THE REQUEST
Give the count of lines in the data that include "средства", with no other words.

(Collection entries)
────────────────

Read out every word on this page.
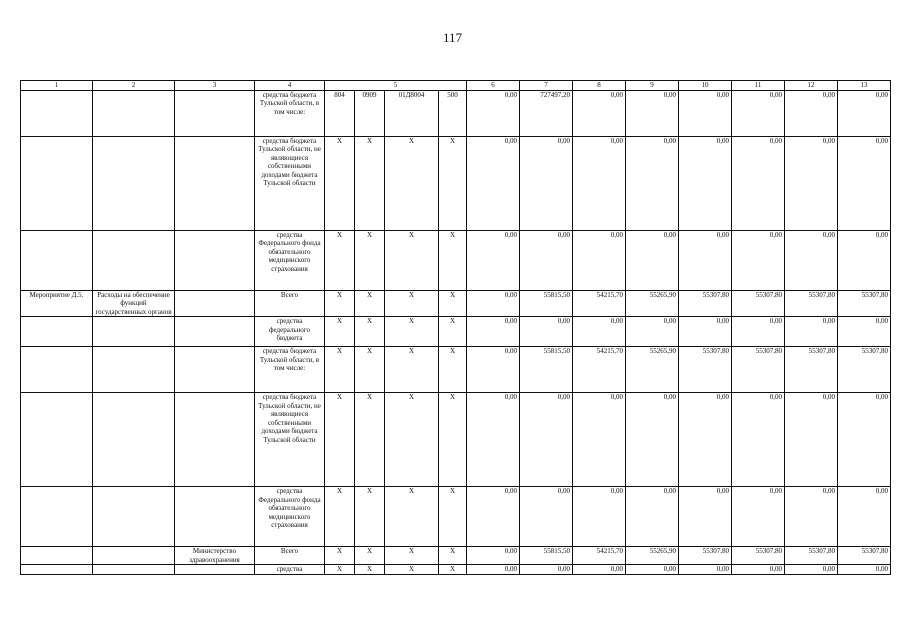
117
1	2	3	4	5				6	7	8	9	10	11	12	13
			средства бюджета Тульской области, в том числе:	804	0909	01Д8004	500	0,00	727497,20	0,00	0,00	0,00	0,00	0,00	0,00
			средства бюджета Тульской области, не являющиеся собственными доходами бюджета Тульской области	X	X	X	X	0,00	0,00	0,00	0,00	0,00	0,00	0,00	0,00
			средства Федерального фонда обязательного медицинского страхования	X	X	X	X	0,00	0,00	0,00	0,00	0,00	0,00	0,00	0,00
Мероприятие Д.5.	Расходы на обеспечение функций государственных органов		Всего	X	X	X	X	0,00	55815,50	54215,70	55265,90	55307,80	55307,80	55307,80	55307,80
			средства федерального бюджета	X	X	X	X	0,00	0,00	0,00	0,00	0,00	0,00	0,00	0,00
			средства бюджета Тульской области, в том числе:	X	X	X	X	0,00	55815,50	54215,70	55265,90	55307,80	55307,80	55307,80	55307,80
			средства бюджета Тульской области, не являющиеся собственными доходами бюджета Тульской области	X	X	X	X	0,00	0,00	0,00	0,00	0,00	0,00	0,00	0,00
			средства Федерального фонда обязательного медицинского страхования	X	X	X	X	0,00	0,00	0,00	0,00	0,00	0,00	0,00	0,00
		Министерство здравоохранения	Всего	X	X	X	X	0,00	55815,50	54215,70	55265,90	55307,80	55307,80	55307,80	55307,80
			средства	X	X	X	X	0,00	0,00	0,00	0,00	0,00	0,00	0,00	0,00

────────────────

RESULT FOR THIS EXERCISE
8